*** Information supplied

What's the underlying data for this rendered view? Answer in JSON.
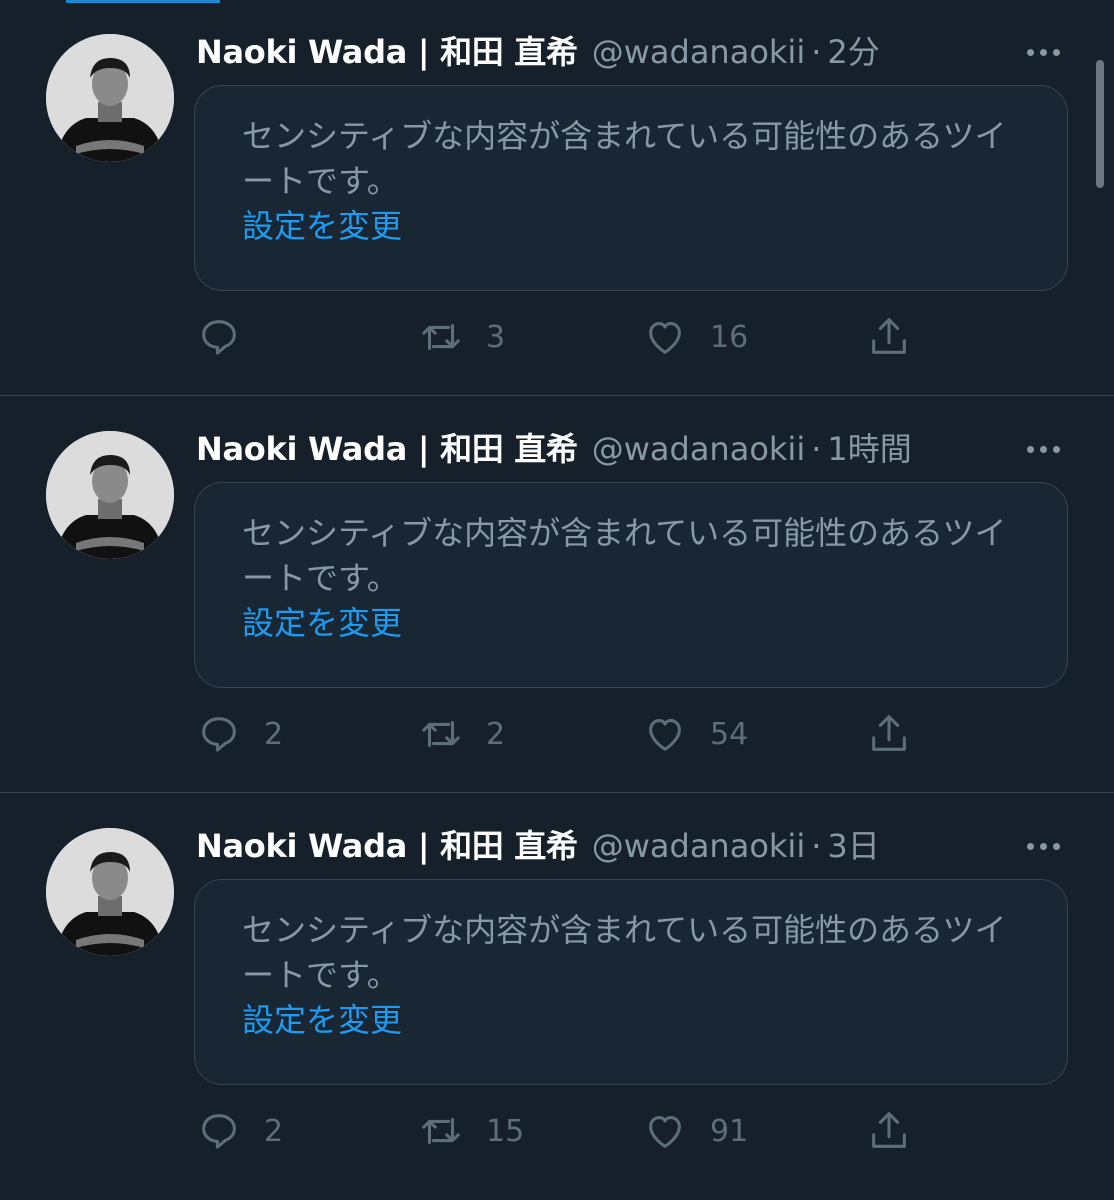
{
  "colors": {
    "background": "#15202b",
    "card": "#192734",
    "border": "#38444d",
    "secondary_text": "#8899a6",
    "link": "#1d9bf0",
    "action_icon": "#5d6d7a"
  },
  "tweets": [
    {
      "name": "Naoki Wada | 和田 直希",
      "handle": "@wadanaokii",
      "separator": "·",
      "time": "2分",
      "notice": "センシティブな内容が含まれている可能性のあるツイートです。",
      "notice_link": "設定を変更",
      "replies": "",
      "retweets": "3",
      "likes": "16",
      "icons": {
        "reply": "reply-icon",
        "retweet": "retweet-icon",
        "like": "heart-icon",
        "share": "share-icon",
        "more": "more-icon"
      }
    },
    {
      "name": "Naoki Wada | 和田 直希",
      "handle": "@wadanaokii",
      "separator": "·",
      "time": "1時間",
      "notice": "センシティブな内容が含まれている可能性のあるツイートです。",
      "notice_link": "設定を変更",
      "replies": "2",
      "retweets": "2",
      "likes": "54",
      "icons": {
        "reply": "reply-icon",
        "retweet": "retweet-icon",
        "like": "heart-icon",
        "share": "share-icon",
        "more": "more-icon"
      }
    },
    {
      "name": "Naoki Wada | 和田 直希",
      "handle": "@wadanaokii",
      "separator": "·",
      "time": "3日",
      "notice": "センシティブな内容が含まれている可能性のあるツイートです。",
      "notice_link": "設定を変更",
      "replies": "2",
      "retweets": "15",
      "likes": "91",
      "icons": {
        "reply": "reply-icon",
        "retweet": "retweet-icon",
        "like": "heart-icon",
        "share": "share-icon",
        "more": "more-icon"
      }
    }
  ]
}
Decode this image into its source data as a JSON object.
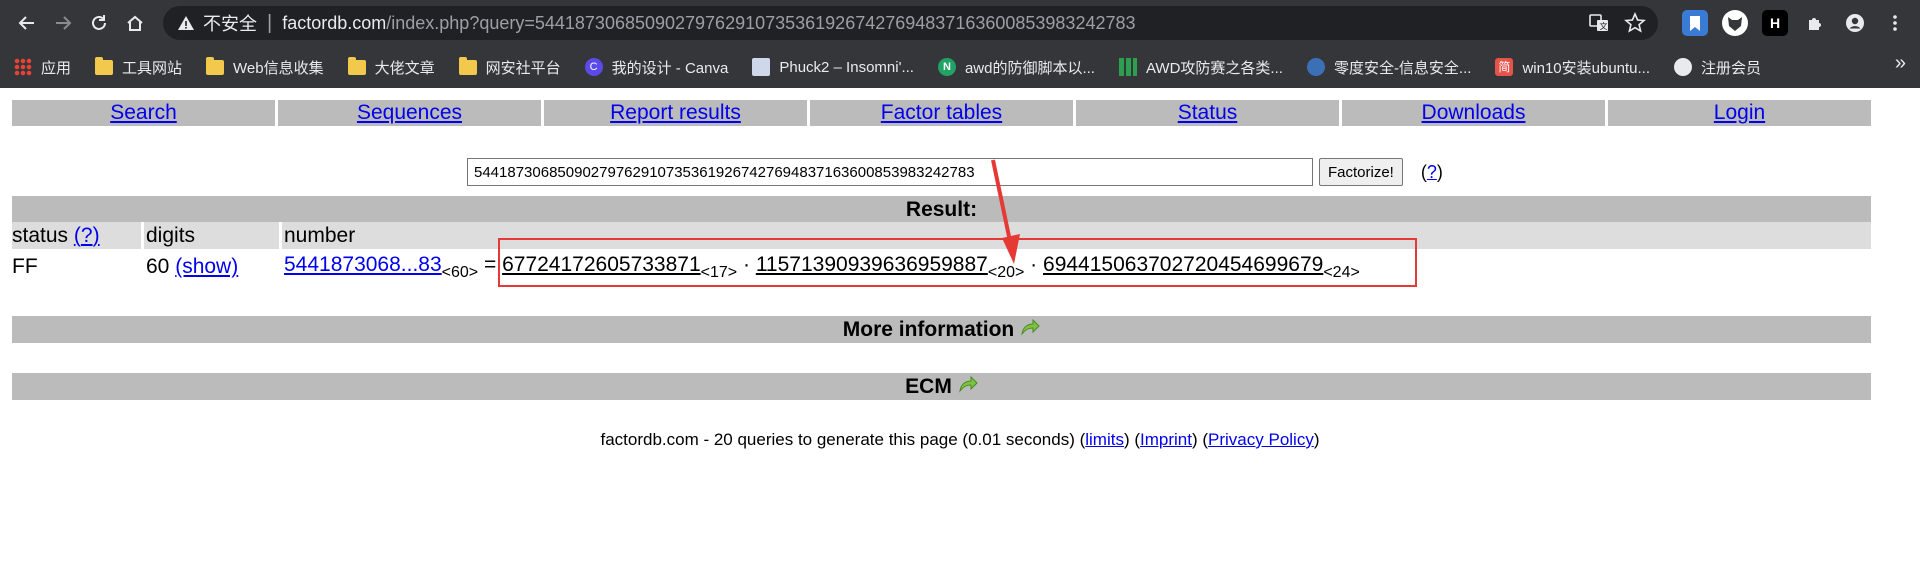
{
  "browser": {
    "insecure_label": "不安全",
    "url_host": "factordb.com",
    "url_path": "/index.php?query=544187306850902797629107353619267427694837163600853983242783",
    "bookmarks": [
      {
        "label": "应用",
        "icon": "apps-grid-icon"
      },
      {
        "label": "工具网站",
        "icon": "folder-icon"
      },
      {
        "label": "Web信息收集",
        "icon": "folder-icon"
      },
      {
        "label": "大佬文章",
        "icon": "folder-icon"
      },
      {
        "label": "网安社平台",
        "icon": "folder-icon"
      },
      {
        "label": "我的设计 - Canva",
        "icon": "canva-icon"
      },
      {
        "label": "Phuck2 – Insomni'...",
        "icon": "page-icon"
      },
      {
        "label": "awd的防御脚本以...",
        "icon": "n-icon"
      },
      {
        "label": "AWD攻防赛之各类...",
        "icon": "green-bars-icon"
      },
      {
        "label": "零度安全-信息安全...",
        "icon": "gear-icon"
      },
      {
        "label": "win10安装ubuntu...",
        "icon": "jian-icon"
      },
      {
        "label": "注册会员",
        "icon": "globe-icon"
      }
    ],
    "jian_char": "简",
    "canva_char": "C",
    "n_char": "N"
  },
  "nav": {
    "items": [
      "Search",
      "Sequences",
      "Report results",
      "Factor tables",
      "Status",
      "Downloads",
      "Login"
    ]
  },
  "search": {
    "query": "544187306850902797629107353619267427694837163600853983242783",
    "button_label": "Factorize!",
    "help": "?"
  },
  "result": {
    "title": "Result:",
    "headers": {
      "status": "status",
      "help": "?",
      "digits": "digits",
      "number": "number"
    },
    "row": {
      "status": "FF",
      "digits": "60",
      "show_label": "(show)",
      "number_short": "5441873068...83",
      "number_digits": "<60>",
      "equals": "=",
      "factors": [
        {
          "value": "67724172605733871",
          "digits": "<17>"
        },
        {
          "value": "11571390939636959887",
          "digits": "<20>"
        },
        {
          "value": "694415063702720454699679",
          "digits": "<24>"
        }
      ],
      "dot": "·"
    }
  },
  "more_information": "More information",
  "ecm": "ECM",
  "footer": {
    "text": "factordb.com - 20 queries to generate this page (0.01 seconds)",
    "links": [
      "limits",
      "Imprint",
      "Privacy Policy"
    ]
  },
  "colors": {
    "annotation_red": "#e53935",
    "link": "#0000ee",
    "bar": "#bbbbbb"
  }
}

******
*** Information supplied

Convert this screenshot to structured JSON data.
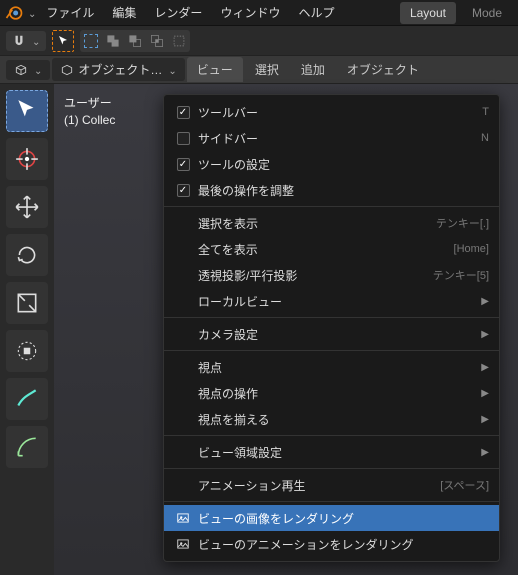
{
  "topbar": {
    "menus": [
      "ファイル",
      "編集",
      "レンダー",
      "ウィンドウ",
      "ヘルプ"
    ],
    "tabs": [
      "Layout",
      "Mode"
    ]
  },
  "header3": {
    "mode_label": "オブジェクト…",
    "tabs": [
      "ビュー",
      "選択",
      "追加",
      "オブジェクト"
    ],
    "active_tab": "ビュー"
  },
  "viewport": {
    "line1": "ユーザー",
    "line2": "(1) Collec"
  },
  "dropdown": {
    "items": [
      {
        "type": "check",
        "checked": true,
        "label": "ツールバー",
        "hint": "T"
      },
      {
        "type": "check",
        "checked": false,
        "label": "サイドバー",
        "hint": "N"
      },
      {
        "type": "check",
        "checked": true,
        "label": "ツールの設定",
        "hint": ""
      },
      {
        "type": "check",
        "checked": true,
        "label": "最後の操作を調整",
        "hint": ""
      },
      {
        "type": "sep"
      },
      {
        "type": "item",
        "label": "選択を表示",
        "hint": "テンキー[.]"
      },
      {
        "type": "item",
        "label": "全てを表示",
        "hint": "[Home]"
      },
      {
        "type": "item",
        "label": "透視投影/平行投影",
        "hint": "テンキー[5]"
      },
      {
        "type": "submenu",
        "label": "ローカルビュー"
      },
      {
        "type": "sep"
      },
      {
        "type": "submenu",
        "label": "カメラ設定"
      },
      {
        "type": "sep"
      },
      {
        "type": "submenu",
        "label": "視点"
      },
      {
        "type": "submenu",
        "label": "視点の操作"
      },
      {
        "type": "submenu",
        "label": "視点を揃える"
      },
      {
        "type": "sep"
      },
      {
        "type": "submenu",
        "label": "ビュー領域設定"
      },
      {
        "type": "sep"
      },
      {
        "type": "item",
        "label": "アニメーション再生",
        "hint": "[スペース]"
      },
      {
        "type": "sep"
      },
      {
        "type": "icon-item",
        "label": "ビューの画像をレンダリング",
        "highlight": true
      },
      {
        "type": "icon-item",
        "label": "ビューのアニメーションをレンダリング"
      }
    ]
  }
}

******

Given task: List each line in the listing that contains the string "query".

Answer below:
    "url_path": "/index.php?query=544187306850902797629107353619267427694837163600853983242783",
    "query": "544187306850902797629107353619267427694837163600853983242783",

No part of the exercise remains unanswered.